WHAT IS EXPECTED:
Every entry here needs to be repeated exactly.

* Start EXCERPTED DATA *

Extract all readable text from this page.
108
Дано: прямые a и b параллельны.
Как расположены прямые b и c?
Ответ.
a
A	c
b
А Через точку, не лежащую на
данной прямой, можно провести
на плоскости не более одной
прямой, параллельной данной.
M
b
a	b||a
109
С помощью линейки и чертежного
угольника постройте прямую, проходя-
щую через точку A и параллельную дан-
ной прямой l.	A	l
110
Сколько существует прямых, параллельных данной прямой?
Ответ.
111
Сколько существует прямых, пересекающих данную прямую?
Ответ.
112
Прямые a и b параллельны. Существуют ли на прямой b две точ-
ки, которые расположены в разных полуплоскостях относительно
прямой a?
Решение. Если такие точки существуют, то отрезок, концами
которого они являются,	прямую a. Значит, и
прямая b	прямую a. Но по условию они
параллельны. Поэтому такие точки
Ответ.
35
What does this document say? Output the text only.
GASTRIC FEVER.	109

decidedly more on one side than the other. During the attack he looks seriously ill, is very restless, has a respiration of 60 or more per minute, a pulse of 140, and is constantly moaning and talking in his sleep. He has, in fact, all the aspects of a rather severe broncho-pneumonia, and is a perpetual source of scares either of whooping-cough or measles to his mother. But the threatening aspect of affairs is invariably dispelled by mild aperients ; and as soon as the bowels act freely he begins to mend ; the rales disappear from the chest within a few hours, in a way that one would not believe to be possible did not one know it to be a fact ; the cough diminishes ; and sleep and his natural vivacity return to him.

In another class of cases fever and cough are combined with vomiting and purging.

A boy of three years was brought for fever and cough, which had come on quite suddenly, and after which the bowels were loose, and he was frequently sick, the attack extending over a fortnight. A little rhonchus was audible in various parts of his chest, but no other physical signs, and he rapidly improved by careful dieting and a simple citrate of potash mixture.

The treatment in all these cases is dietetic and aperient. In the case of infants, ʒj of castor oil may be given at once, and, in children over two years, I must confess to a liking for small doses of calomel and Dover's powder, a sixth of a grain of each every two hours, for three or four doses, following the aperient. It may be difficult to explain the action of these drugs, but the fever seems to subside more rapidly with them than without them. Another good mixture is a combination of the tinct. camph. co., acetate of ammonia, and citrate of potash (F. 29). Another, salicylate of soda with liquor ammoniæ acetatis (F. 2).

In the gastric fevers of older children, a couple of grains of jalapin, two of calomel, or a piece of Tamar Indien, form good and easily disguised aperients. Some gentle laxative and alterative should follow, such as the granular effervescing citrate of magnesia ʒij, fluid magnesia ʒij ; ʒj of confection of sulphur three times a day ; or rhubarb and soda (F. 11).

* End EXCERPTED DATA *

RESULT OF THE EXERCISE:
Extract all readable text from this page.
108
Дано: прямые a и b параллельны.
Как расположены прямые b и c?
Ответ.
a
A	c
b
А Через точку, не лежащую на
данной прямой, можно провести
на плоскости не более одной
прямой, параллельной данной.
M
b
a	b||a
109
С помощью линейки и чертежного
угольника постройте прямую, проходя-
щую через точку A и параллельную дан-
ной прямой l.	A	l
110
Сколько существует прямых, параллельных данной прямой?
Ответ.
111
Сколько существует прямых, пересекающих данную прямую?
Ответ.
112
Прямые a и b параллельны. Существуют ли на прямой b две точ-
ки, которые расположены в разных полуплоскостях относительно
прямой a?
Решение. Если такие точки существуют, то отрезок, концами
которого они являются,	прямую a. Значит, и
прямая b	прямую a. Но по условию они
параллельны. Поэтому такие точки
Ответ.
35
What does this document say? Output the text only.
GASTRIC FEVER.	109

decidedly more on one side than the other. During the attack he looks seriously ill, is very restless, has a respiration of 60 or more per minute, a pulse of 140, and is constantly moaning and talking in his sleep. He has, in fact, all the aspects of a rather severe broncho-pneumonia, and is a perpetual source of scares either of whooping-cough or measles to his mother. But the threatening aspect of affairs is invariably dispelled by mild aperients ; and as soon as the bowels act freely he begins to mend ; the rales disappear from the chest within a few hours, in a way that one would not believe to be possible did not one know it to be a fact ; the cough diminishes ; and sleep and his natural vivacity return to him.

In another class of cases fever and cough are combined with vomiting and purging.

A boy of three years was brought for fever and cough, which had come on quite suddenly, and after which the bowels were loose, and he was frequently sick, the attack extending over a fortnight. A little rhonchus was audible in various parts of his chest, but no other physical signs, and he rapidly improved by careful dieting and a simple citrate of potash mixture.

The treatment in all these cases is dietetic and aperient. In the case of infants, ʒj of castor oil may be given at once, and, in children over two years, I must confess to a liking for small doses of calomel and Dover's powder, a sixth of a grain of each every two hours, for three or four doses, following the aperient. It may be difficult to explain the action of these drugs, but the fever seems to subside more rapidly with them than without them. Another good mixture is a combination of the tinct. camph. co., acetate of ammonia, and citrate of potash (F. 29). Another, salicylate of soda with liquor ammoniæ acetatis (F. 2).

In the gastric fevers of older children, a couple of grains of jalapin, two of calomel, or a piece of Tamar Indien, form good and easily disguised aperients. Some gentle laxative and alterative should follow, such as the granular effervescing citrate of magnesia ʒij, fluid magnesia ʒij ; ʒj of confection of sulphur three times a day ; or rhubarb and soda (F. 11).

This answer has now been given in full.